**Task description**
Note how many lines include the word "text", and give that number by itself.

-- start Data lines --

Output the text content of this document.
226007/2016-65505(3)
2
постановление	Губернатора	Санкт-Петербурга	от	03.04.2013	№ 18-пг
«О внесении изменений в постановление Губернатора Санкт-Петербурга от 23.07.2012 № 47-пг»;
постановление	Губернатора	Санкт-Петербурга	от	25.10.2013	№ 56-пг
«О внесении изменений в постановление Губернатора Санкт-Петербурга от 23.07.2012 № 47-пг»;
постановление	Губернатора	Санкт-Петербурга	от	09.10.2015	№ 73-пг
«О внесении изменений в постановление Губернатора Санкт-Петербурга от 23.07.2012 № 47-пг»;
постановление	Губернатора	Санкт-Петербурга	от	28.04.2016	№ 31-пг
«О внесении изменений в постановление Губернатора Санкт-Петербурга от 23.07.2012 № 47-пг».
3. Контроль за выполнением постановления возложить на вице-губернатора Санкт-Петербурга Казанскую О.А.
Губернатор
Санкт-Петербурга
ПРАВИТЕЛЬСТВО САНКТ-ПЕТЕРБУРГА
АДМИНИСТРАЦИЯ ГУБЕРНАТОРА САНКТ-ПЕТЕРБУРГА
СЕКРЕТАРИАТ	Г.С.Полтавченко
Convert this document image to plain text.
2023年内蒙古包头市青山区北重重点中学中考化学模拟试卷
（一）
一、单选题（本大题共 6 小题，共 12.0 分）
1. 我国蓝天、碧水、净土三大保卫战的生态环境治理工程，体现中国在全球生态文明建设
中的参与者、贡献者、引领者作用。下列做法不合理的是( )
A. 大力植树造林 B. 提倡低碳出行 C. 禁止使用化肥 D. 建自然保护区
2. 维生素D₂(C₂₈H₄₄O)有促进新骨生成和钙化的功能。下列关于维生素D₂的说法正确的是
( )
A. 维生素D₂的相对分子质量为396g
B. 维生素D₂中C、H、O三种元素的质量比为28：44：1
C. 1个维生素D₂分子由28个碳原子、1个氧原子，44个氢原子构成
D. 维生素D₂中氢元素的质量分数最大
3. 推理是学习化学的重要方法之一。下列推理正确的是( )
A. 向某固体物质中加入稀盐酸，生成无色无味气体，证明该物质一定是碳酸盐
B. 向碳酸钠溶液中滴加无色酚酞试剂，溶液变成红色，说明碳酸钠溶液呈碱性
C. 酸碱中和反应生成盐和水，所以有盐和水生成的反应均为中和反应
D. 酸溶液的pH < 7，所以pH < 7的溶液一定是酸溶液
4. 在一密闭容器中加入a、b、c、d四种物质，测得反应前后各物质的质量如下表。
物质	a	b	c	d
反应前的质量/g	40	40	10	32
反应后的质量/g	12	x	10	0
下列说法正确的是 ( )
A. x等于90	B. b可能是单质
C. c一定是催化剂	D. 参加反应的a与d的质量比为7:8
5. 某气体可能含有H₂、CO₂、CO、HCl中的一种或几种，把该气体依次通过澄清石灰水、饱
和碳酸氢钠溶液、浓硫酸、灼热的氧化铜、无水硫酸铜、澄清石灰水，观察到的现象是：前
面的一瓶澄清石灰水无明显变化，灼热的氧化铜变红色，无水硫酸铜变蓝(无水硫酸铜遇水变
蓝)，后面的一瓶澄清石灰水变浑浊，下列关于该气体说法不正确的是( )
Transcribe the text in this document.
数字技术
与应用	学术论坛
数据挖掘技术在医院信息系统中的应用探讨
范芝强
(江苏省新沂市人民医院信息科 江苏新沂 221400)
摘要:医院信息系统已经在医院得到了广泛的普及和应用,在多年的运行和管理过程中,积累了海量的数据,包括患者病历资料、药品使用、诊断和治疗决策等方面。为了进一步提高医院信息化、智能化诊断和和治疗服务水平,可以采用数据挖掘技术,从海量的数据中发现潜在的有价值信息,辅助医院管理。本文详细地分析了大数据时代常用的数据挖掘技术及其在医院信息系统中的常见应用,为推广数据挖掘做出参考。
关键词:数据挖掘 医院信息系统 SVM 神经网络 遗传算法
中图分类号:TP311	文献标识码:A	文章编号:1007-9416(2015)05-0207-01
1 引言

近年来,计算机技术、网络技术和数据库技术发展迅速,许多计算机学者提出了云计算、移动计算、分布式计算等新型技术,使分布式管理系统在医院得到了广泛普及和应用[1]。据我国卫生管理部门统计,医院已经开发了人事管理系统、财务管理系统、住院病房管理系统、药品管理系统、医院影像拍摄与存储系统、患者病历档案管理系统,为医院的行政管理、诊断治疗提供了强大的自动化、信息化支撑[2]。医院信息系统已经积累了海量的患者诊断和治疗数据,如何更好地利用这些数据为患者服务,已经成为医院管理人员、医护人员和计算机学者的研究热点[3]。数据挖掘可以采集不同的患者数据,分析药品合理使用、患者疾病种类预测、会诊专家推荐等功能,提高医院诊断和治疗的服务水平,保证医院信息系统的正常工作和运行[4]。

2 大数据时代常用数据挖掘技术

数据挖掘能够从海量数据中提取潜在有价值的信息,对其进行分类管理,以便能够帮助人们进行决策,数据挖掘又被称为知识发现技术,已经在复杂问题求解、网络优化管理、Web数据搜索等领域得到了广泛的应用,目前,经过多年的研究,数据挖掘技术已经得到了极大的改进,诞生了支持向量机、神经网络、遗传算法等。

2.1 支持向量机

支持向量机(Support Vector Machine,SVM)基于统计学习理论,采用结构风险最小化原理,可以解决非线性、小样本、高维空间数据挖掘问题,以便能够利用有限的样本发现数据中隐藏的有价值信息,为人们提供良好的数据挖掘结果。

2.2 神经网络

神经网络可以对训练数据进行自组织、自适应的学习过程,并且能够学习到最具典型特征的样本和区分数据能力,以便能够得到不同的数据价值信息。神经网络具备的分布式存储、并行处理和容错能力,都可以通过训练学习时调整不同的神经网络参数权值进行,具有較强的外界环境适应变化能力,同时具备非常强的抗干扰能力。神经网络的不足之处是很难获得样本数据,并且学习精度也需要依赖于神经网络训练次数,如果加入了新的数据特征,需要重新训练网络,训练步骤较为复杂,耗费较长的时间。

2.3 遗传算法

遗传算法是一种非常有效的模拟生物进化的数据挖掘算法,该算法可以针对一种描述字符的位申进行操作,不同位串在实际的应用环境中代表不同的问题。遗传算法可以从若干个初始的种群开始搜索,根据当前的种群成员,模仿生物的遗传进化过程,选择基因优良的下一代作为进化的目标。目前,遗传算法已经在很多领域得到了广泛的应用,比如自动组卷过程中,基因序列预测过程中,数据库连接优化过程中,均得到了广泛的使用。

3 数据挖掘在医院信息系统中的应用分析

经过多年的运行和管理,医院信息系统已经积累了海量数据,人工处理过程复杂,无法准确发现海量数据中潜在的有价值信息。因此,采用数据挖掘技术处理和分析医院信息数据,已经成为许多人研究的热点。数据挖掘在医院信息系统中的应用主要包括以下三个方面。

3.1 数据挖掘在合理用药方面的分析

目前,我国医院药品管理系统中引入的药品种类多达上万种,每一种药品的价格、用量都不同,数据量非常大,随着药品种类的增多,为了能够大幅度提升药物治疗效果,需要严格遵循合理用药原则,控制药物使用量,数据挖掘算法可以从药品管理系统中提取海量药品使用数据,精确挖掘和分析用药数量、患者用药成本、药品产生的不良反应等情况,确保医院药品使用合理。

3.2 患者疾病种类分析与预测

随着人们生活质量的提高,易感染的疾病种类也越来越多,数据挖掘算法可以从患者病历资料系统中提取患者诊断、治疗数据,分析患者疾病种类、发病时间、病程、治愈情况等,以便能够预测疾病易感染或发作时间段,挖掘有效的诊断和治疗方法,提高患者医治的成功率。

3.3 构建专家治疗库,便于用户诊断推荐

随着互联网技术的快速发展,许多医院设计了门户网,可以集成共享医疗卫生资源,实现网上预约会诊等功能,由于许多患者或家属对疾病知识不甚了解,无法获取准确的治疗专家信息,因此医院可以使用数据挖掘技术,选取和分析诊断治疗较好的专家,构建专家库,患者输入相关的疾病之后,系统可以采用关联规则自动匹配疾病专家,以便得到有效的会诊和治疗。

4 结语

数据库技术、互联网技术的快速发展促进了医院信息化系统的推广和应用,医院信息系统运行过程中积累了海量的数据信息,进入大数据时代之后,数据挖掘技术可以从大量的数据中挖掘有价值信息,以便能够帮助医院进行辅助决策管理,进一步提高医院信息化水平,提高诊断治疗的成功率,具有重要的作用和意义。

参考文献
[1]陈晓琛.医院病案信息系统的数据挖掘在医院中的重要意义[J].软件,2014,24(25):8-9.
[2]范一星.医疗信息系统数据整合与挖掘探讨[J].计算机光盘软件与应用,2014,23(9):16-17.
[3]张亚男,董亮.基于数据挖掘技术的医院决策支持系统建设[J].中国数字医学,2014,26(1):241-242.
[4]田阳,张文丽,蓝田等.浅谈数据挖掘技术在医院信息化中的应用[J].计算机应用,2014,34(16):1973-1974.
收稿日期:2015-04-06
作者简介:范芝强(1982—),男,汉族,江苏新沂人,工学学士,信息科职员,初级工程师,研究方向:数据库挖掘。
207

-- end Data lines --

**Exercise answer**
3